==== DATA ENTRIES ====

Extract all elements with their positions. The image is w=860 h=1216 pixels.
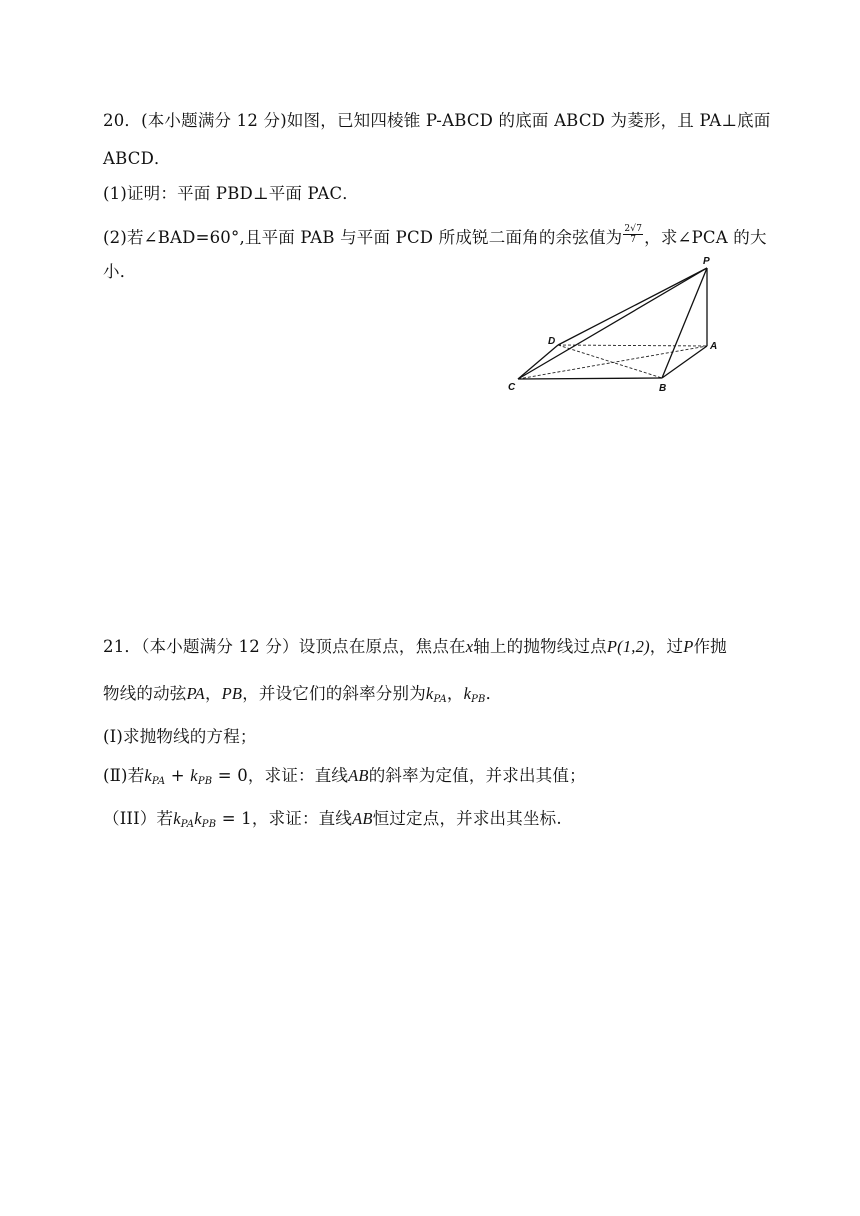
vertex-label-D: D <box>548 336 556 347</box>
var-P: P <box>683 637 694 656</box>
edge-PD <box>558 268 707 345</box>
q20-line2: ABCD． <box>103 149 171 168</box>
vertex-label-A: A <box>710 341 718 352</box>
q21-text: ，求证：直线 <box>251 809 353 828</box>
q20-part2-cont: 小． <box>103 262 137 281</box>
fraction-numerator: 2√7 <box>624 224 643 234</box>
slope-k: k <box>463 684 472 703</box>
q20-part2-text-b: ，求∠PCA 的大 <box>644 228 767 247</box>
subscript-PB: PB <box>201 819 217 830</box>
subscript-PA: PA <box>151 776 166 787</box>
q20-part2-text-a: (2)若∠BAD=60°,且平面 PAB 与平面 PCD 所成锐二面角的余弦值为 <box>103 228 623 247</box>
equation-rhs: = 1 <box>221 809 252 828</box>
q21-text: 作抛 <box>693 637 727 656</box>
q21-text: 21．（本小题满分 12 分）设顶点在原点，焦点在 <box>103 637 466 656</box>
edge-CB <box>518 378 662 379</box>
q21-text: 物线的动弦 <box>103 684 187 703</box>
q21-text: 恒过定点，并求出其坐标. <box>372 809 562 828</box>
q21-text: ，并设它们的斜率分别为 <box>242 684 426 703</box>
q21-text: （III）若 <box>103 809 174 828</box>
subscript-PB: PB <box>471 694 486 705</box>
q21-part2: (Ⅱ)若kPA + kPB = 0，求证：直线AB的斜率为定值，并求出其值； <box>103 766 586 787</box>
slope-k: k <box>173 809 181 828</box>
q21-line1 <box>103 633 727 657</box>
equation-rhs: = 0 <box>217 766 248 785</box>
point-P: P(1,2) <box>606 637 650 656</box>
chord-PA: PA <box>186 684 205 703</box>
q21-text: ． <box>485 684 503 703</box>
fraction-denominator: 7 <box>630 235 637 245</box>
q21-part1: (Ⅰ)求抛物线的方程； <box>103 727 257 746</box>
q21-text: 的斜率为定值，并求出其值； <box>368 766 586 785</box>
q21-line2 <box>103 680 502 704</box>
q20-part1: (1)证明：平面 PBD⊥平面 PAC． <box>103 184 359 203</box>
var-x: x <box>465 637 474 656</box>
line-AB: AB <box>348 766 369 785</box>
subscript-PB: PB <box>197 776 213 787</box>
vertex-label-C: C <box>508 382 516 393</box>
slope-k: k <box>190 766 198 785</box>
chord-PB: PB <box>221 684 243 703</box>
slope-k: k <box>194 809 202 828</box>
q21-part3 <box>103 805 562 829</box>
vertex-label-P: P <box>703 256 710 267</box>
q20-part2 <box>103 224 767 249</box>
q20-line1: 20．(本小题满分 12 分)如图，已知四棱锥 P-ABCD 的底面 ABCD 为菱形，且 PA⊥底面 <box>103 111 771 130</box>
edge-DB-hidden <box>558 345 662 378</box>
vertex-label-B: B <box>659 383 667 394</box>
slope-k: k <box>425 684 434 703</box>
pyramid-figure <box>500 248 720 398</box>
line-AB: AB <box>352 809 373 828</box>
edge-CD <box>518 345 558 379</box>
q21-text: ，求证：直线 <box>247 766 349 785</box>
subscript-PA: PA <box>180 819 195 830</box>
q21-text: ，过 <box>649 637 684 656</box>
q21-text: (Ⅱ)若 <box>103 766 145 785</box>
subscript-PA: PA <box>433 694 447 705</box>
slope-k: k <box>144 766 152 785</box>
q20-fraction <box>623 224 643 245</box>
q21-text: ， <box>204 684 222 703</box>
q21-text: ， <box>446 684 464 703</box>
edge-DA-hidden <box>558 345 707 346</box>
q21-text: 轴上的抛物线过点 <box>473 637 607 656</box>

====
==== DATA ENTRIES ====

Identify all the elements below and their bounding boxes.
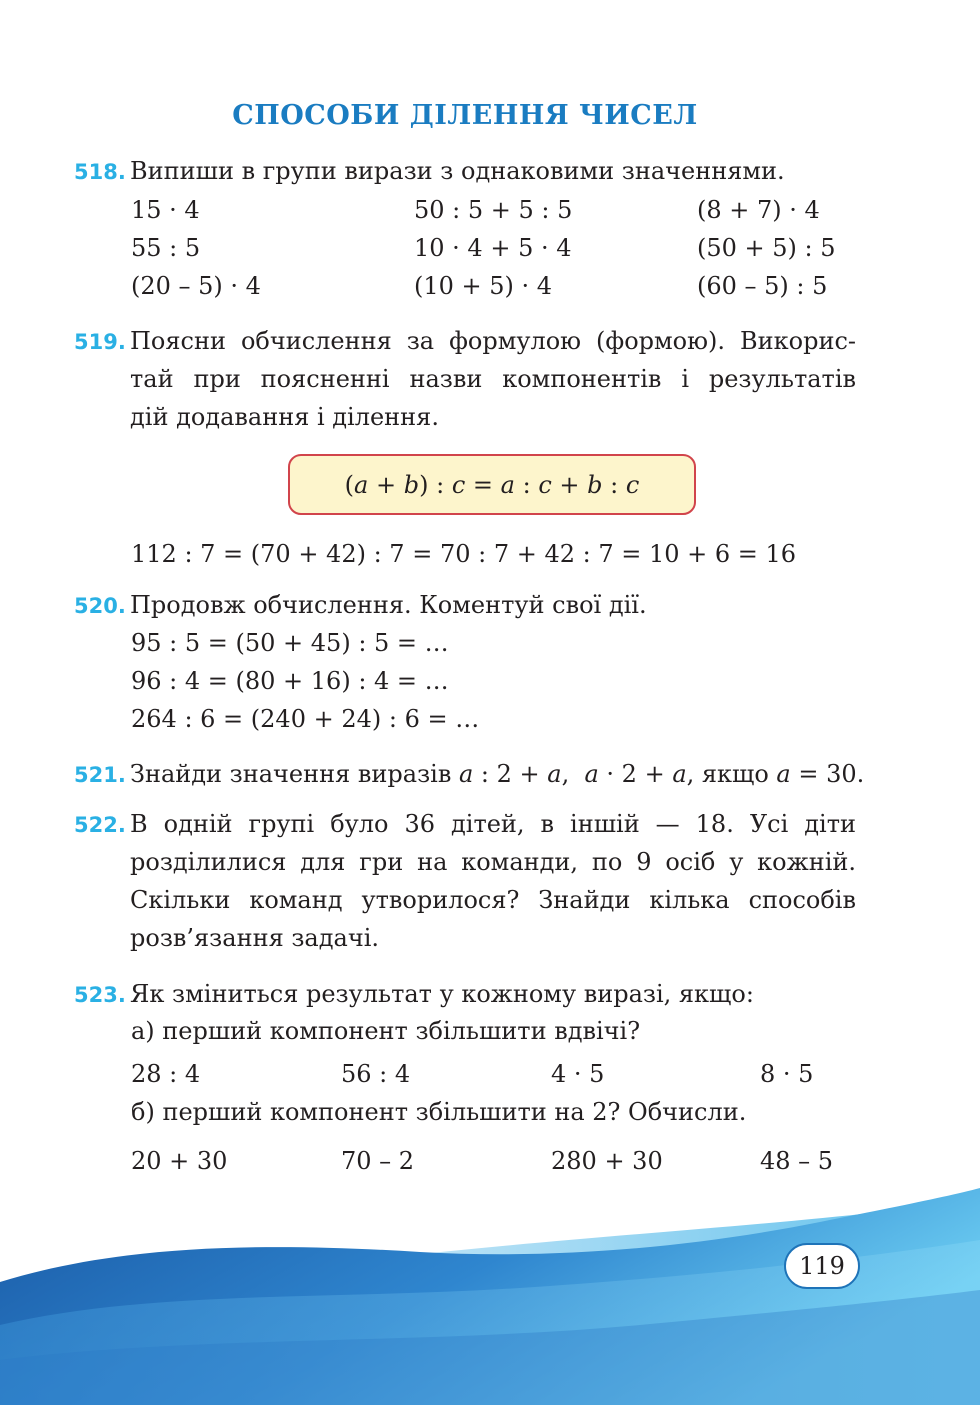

====

EXERCISE BRIEF → Copy the data from the line containing "Extract all elements" through the line containing "q21-text: ，并设它们的斜率分别为 <box>242", both included, swapping "positions" for "locations" and changing nothing else. Leave the pictures out.

IN RESPONSE →
Extract all elements with their locations. The image is w=860 h=1216 pixels.
vertex-label-D: D <box>548 336 556 347</box>
var-P: P <box>683 637 694 656</box>
edge-PD <box>558 268 707 345</box>
q20-line2: ABCD． <box>103 149 171 168</box>
vertex-label-A: A <box>710 341 718 352</box>
q21-text: ，求证：直线 <box>251 809 353 828</box>
q20-part2-cont: 小． <box>103 262 137 281</box>
fraction-numerator: 2√7 <box>624 224 643 234</box>
slope-k: k <box>463 684 472 703</box>
q20-part2-text-b: ，求∠PCA 的大 <box>644 228 767 247</box>
subscript-PB: PB <box>201 819 217 830</box>
subscript-PA: PA <box>151 776 166 787</box>
q20-part2-text-a: (2)若∠BAD=60°,且平面 PAB 与平面 PCD 所成锐二面角的余弦值为 <box>103 228 623 247</box>
equation-rhs: = 1 <box>221 809 252 828</box>
q21-text: 作抛 <box>693 637 727 656</box>
q21-text: 21．（本小题满分 12 分）设顶点在原点，焦点在 <box>103 637 466 656</box>
edge-CB <box>518 378 662 379</box>
q21-text: 物线的动弦 <box>103 684 187 703</box>
q21-text: 恒过定点，并求出其坐标. <box>372 809 562 828</box>
q21-text: ，并设它们的斜率分别为 <box>242 684 426 703</box>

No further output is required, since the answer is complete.